--- Short problem ---
Copy out every line of the material below, character for character, and leave none out.

--- Input material ---
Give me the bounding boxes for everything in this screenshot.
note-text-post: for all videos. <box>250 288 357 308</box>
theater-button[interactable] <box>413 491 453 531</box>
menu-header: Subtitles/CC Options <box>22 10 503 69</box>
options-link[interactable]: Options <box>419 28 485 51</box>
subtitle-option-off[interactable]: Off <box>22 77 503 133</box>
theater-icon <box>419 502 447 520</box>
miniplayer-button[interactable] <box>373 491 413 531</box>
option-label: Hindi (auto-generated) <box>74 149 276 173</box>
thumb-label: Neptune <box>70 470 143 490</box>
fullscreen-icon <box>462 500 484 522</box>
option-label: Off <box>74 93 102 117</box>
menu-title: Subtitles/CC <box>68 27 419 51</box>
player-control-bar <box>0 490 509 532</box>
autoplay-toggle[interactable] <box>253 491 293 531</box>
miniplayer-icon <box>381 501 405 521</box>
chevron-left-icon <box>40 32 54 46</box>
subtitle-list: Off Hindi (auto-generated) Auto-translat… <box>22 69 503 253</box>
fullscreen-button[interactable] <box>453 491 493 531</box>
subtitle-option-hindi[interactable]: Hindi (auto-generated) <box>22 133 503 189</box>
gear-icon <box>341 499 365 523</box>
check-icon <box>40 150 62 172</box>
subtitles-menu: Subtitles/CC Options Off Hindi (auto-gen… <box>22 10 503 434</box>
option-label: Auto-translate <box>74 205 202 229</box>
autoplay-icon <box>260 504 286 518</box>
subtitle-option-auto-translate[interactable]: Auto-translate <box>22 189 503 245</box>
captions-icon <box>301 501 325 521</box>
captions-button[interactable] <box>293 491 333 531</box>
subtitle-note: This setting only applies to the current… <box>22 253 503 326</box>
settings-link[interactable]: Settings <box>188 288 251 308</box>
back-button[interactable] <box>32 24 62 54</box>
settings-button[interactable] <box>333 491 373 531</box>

--- Result of the exercise ---
Give me the bounding boxes for everything in this screenshot.
note-text-post: for all videos. <box>250 288 357 308</box>
theater-button[interactable] <box>413 491 453 531</box>
menu-header: Subtitles/CC Options <box>22 10 503 69</box>
options-link[interactable]: Options <box>419 28 485 51</box>
subtitle-option-off[interactable]: Off <box>22 77 503 133</box>
theater-icon <box>419 502 447 520</box>
miniplayer-button[interactable] <box>373 491 413 531</box>
option-label: Hindi (auto-generated) <box>74 149 276 173</box>
thumb-label: Neptune <box>70 470 143 490</box>
fullscreen-icon <box>462 500 484 522</box>
option-label: Off <box>74 93 102 117</box>
menu-title: Subtitles/CC <box>68 27 419 51</box>
player-control-bar <box>0 490 509 532</box>
autoplay-toggle[interactable] <box>253 491 293 531</box>
miniplayer-icon <box>381 501 405 521</box>
chevron-left-icon <box>40 32 54 46</box>
subtitle-list: Off Hindi (auto-generated) Auto-translat… <box>22 69 503 253</box>
fullscreen-button[interactable] <box>453 491 493 531</box>
subtitle-option-hindi[interactable]: Hindi (auto-generated) <box>22 133 503 189</box>
gear-icon <box>341 499 365 523</box>
check-icon <box>40 150 62 172</box>
subtitles-menu: Subtitles/CC Options Off Hindi (auto-gen… <box>22 10 503 434</box>
option-label: Auto-translate <box>74 205 202 229</box>
autoplay-icon <box>260 504 286 518</box>
subtitle-option-auto-translate[interactable]: Auto-translate <box>22 189 503 245</box>
captions-icon <box>301 501 325 521</box>
captions-button[interactable] <box>293 491 333 531</box>
subtitle-note: This setting only applies to the current… <box>22 253 503 326</box>
settings-link[interactable]: Settings <box>188 288 251 308</box>
back-button[interactable] <box>32 24 62 54</box>
settings-button[interactable] <box>333 491 373 531</box>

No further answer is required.